▸ **INPUT RECORDS**:
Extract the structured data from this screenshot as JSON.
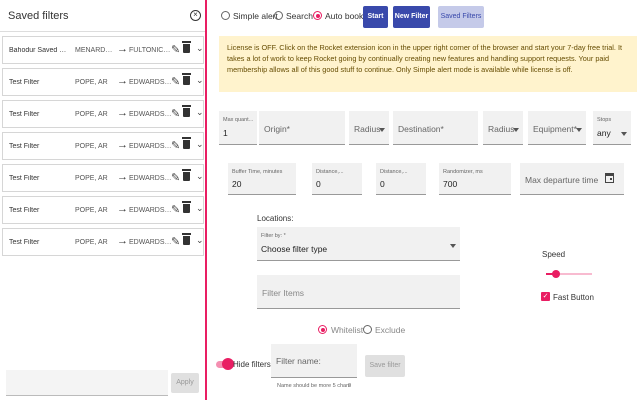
{
  "left_panel": {
    "title": "Saved filters",
    "close_glyph": "×",
    "filters": [
      {
        "name": "Bahodur Saved Filter",
        "origin": "MENARDAN...",
        "destination": "FULTONICAT..."
      },
      {
        "name": "Test Filter",
        "origin": "POPE, AR",
        "destination": "EDWARDS, TX"
      },
      {
        "name": "Test Filter",
        "origin": "POPE, AR",
        "destination": "EDWARDS, TX"
      },
      {
        "name": "Test Filter",
        "origin": "POPE, AR",
        "destination": "EDWARDS, TX"
      },
      {
        "name": "Test Filter",
        "origin": "POPE, AR",
        "destination": "EDWARDS, TX"
      },
      {
        "name": "Test Filter",
        "origin": "POPE, AR",
        "destination": "EDWARDS, TX"
      },
      {
        "name": "Test Filter",
        "origin": "POPE, AR",
        "destination": "EDWARDS, TX"
      }
    ],
    "arrow_glyph": "→",
    "edit_glyph": "✎",
    "chevron_glyph": "⌄",
    "apply_label": "Apply"
  },
  "mode": {
    "options": [
      "Simple alert",
      "Search",
      "Auto book"
    ],
    "selected": "Auto book"
  },
  "toolbar": {
    "start_label": "Start",
    "new_filter_label": "New Filter",
    "saved_filters_label": "Saved Filters"
  },
  "notice": {
    "text": "License is OFF. Click on the Rocket extension icon in the upper right corner of the browser and start your 7-day free trial. It takes a lot of work to keep Rocket going by continually creating new features and handling support requests. Your paid membership allows all of this good stuff to continue. Only Simple alert mode is available while license is off."
  },
  "form": {
    "max_quantity": {
      "label": "Max quant...",
      "value": "1"
    },
    "origin": {
      "placeholder": "Origin*"
    },
    "origin_radius": {
      "label": "Radius"
    },
    "destination": {
      "placeholder": "Destination*"
    },
    "destination_radius": {
      "label": "Radius"
    },
    "equipment": {
      "label": "Equipment*"
    },
    "stops": {
      "label": "Stops",
      "value": "any"
    },
    "buffer_time": {
      "label": "Buffer Time, minutes",
      "value": "20"
    },
    "distance_min": {
      "label": "Distance,...",
      "value": "0"
    },
    "distance_max": {
      "label": "Distance,...",
      "value": "0"
    },
    "randomizer": {
      "label": "Randomizer, ms",
      "value": "700"
    },
    "max_departure": {
      "placeholder": "Max departure time"
    },
    "locations_label": "Locations:",
    "filter_by": {
      "label": "Filter by: *",
      "value": "Choose filter type"
    },
    "filter_items": {
      "placeholder": "Filter Items"
    },
    "list_mode": {
      "options": [
        "Whitelist",
        "Exclude"
      ],
      "selected": "Whitelist"
    },
    "speed_label": "Speed",
    "speed_value": 0.22,
    "fast_button_label": "Fast Button",
    "fast_button_checked": true,
    "hide_filters_label": "Hide filters",
    "filter_name": {
      "placeholder": "Filter name:"
    },
    "filter_name_hint": "Name should be more 5 chars",
    "filter_name_count": "0",
    "save_filter_label": "Save filter"
  },
  "colors": {
    "accent": "#e91e63",
    "primary": "#3949ab",
    "notice_bg": "#fff3cd"
  }
}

▸ **DIRECTIVE**:
Find the lines above that contain the word "Simple" and collect them.

▸ **SOLUTION TO THIS PROBLEM**:
      "Simple alert",
    "text": "License is OFF. Click on the Rocket extension icon in the upper right corner of the browser and start your 7-day free trial. It takes a lot of work to keep Rocket going by continually creating new features and handling support requests. Your paid membership allows all of this good stuff to continue. Only Simple alert mode is available while license is off."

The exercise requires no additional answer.